• WHAT YOU SHOULD DO:
Retype the records below exactly as they appear, but leave out any pictures.

• EXERCISE DATA:
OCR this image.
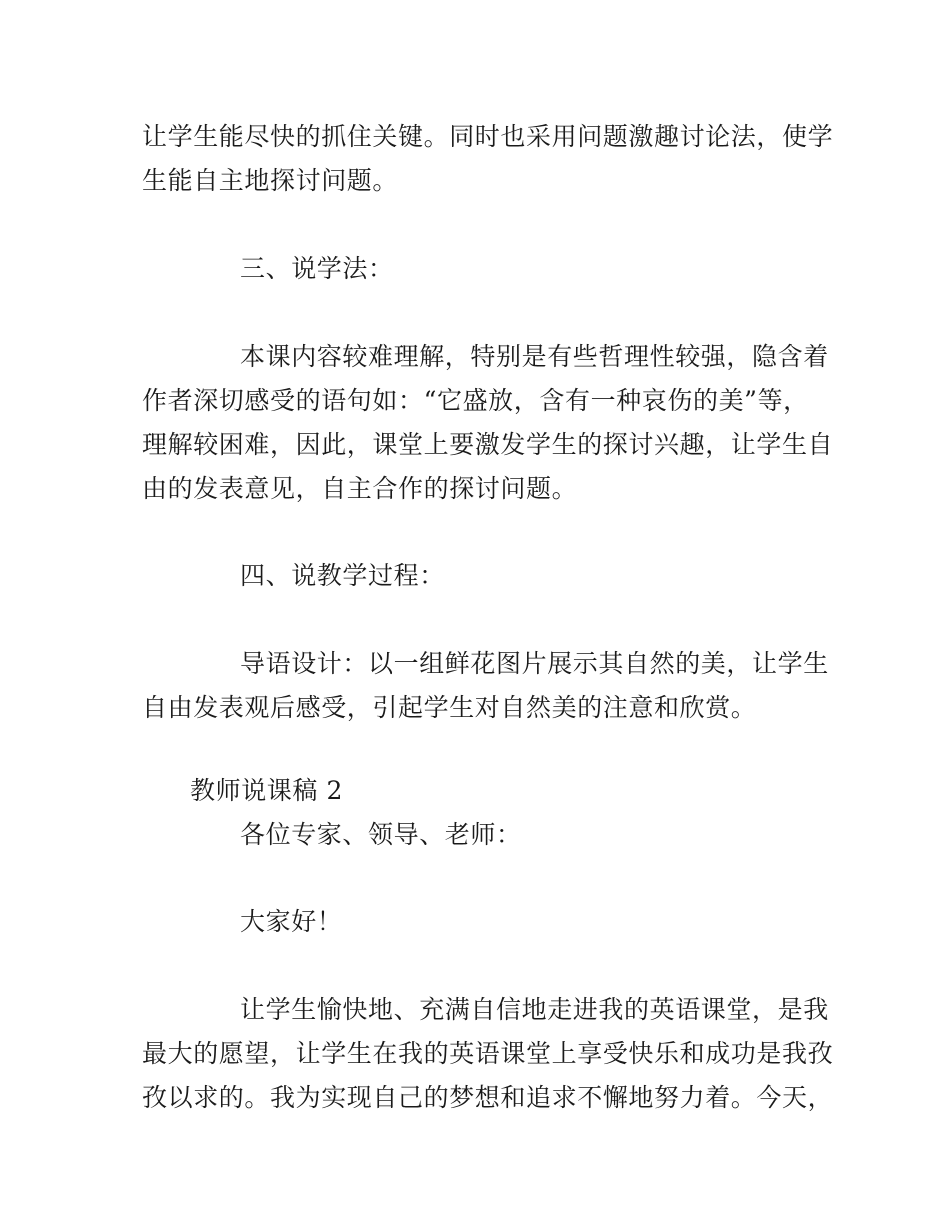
让学生能尽快的抓住关键。同时也采用问题激趣讨论法，使学
生能自主地探讨问题。
三、说学法：
本课内容较难理解，特别是有些哲理性较强，隐含着
作者深切感受的语句如：“它盛放，含有一种哀伤的美”等，
理解较困难，因此，课堂上要激发学生的探讨兴趣，让学生自
由的发表意见，自主合作的探讨问题。
四、说教学过程：
导语设计：以一组鲜花图片展示其自然的美，让学生
自由发表观后感受，引起学生对自然美的注意和欣赏。
教师说课稿 2
各位专家、领导、老师：
大家好！
让学生愉快地、充满自信地走进我的英语课堂，是我
最大的愿望，让学生在我的英语课堂上享受快乐和成功是我孜
孜以求的。我为实现自己的梦想和追求不懈地努力着。今天，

• EXERCISE RESULT:
OCR this image.
让学生能尽快的抓住关键。同时也采用问题激趣讨论法，使学
生能自主地探讨问题。
三、说学法：
本课内容较难理解，特别是有些哲理性较强，隐含着
作者深切感受的语句如：“它盛放，含有一种哀伤的美”等，
理解较困难，因此，课堂上要激发学生的探讨兴趣，让学生自
由的发表意见，自主合作的探讨问题。
四、说教学过程：
导语设计：以一组鲜花图片展示其自然的美，让学生
自由发表观后感受，引起学生对自然美的注意和欣赏。
教师说课稿 2
各位专家、领导、老师：
大家好！
让学生愉快地、充满自信地走进我的英语课堂，是我
最大的愿望，让学生在我的英语课堂上享受快乐和成功是我孜
孜以求的。我为实现自己的梦想和追求不懈地努力着。今天，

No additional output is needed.